Dataset records:
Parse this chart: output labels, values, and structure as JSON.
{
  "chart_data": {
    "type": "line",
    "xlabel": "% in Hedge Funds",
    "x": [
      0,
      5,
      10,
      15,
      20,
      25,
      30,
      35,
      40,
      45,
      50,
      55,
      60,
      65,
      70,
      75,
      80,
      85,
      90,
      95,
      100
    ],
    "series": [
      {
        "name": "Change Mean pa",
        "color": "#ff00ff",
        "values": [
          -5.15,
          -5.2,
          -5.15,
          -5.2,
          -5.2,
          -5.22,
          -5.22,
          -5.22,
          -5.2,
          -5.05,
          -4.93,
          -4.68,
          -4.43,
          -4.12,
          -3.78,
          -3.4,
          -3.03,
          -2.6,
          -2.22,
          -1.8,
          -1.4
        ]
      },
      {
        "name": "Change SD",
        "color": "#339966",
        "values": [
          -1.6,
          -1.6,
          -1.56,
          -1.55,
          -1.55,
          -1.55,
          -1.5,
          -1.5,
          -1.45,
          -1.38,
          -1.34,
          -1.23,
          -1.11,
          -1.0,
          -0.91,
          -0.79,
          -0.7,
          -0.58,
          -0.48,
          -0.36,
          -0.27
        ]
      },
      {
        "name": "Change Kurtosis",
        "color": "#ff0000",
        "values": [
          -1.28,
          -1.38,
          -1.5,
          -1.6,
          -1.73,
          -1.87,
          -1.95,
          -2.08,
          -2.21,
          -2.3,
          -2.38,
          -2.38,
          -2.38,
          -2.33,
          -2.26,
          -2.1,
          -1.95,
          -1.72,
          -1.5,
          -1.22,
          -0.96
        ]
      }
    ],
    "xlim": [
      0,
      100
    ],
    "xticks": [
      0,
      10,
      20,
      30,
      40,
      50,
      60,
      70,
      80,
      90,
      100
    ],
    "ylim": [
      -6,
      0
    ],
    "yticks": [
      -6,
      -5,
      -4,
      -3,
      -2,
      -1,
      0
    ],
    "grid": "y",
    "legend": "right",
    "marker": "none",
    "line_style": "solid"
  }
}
...
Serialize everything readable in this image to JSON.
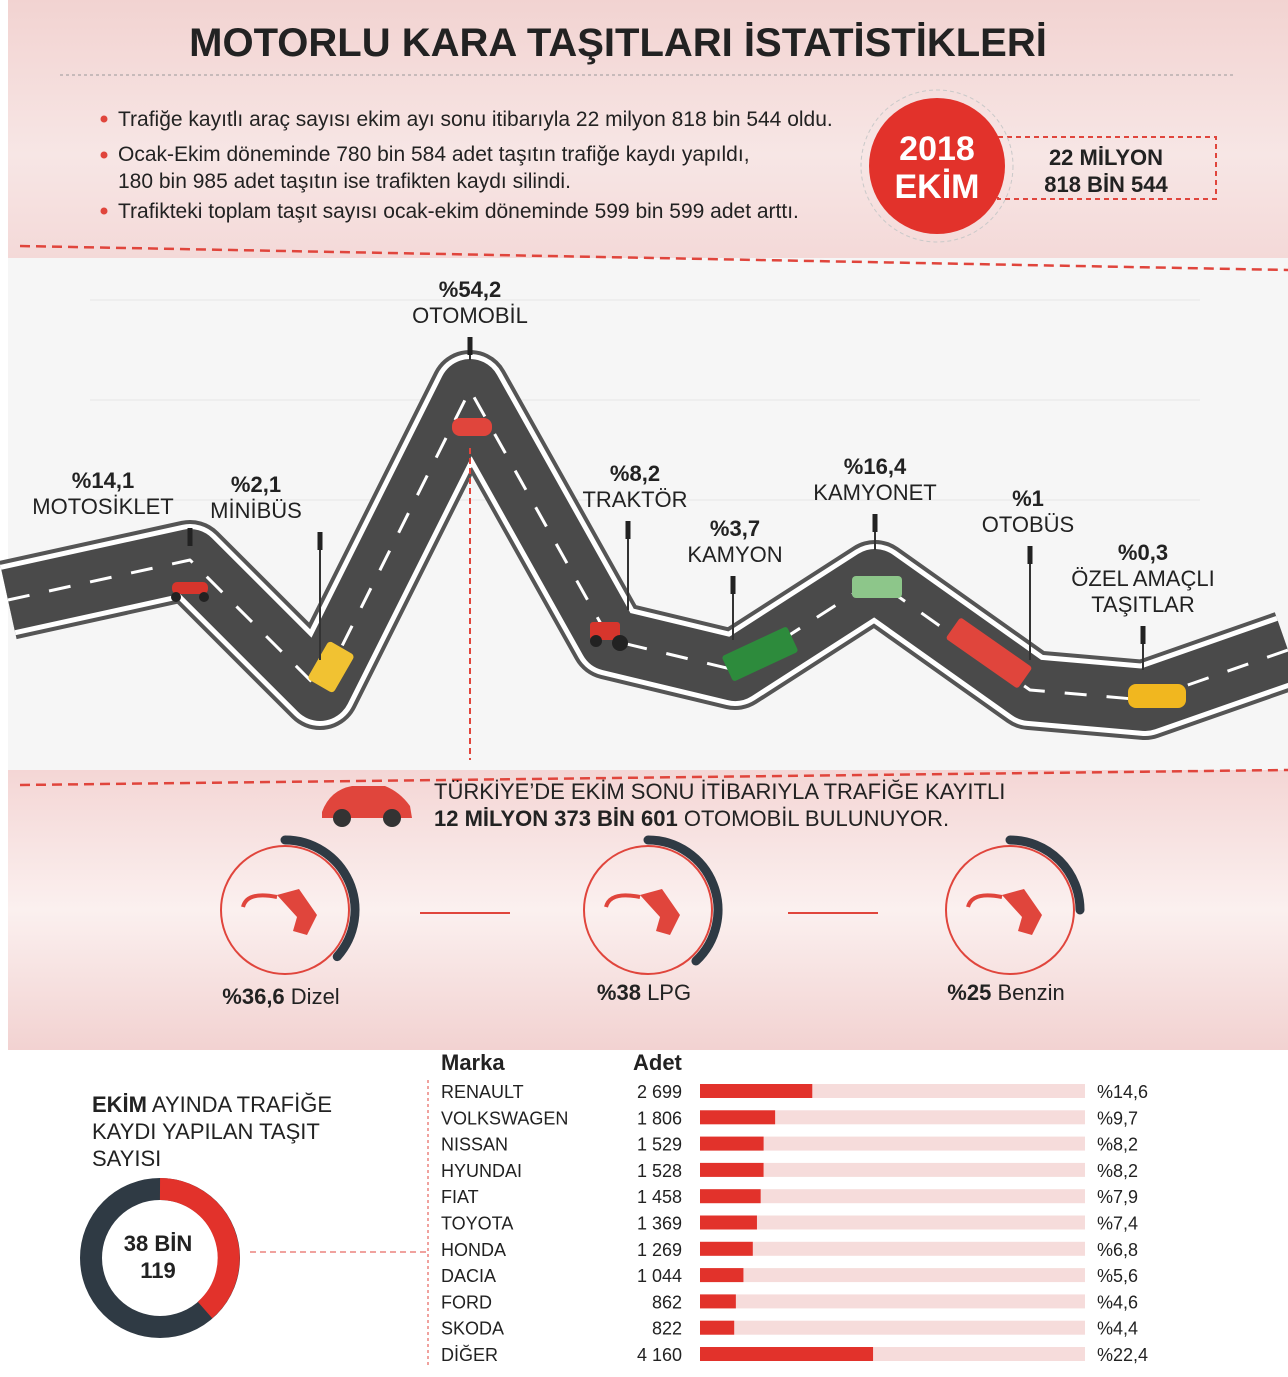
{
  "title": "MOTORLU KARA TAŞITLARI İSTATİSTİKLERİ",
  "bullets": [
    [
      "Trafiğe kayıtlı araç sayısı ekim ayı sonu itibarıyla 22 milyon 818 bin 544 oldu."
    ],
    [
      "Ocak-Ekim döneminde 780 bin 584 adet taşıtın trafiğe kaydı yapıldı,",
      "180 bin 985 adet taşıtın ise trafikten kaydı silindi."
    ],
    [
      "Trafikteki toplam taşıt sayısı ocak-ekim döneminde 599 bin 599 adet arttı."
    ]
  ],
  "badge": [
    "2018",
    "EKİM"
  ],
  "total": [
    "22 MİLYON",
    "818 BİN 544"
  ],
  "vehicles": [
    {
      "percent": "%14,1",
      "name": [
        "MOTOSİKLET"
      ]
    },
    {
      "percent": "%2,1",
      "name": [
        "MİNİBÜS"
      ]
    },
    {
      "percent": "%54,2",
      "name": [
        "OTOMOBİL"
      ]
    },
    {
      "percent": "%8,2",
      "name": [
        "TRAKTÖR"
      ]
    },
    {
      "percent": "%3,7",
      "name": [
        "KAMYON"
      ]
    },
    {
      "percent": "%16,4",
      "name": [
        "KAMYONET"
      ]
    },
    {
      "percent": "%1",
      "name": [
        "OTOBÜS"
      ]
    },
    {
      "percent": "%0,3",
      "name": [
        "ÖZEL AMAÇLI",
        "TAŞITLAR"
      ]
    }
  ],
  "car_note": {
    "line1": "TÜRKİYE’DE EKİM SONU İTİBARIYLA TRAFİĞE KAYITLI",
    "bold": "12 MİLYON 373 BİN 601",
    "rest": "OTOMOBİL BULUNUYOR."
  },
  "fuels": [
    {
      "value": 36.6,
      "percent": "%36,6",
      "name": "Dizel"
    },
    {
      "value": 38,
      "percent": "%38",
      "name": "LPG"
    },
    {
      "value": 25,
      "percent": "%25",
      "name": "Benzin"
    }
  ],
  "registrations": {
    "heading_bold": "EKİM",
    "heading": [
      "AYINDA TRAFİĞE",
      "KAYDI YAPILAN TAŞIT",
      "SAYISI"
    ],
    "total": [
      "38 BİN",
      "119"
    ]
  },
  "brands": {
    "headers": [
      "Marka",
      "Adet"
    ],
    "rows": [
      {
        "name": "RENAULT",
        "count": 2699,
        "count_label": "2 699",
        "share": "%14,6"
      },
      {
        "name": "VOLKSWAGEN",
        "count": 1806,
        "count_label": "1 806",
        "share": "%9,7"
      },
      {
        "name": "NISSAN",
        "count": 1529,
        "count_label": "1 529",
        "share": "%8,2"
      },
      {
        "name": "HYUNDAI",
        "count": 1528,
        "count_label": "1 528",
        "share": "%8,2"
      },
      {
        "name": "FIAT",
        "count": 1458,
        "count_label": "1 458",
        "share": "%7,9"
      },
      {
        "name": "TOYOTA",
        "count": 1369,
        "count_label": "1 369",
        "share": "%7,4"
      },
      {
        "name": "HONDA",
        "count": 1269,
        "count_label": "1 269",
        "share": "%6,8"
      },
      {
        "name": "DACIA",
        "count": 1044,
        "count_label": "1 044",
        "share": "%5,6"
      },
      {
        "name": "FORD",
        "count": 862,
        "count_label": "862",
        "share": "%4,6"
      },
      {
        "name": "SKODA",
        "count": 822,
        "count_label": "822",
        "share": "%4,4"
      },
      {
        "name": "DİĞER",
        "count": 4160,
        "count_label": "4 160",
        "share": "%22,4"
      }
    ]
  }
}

_YOUR GOAL_.
Pull out every line of the records above that contains the word "sayısı".

_PROBLEM SOLUTION_.
      "Trafiğe kayıtlı araç sayısı ekim ayı sonu itibarıyla 22 milyon 818 bin 544 oldu."
      "Trafikteki toplam taşıt sayısı ocak-ekim döneminde 599 bin 599 adet arttı."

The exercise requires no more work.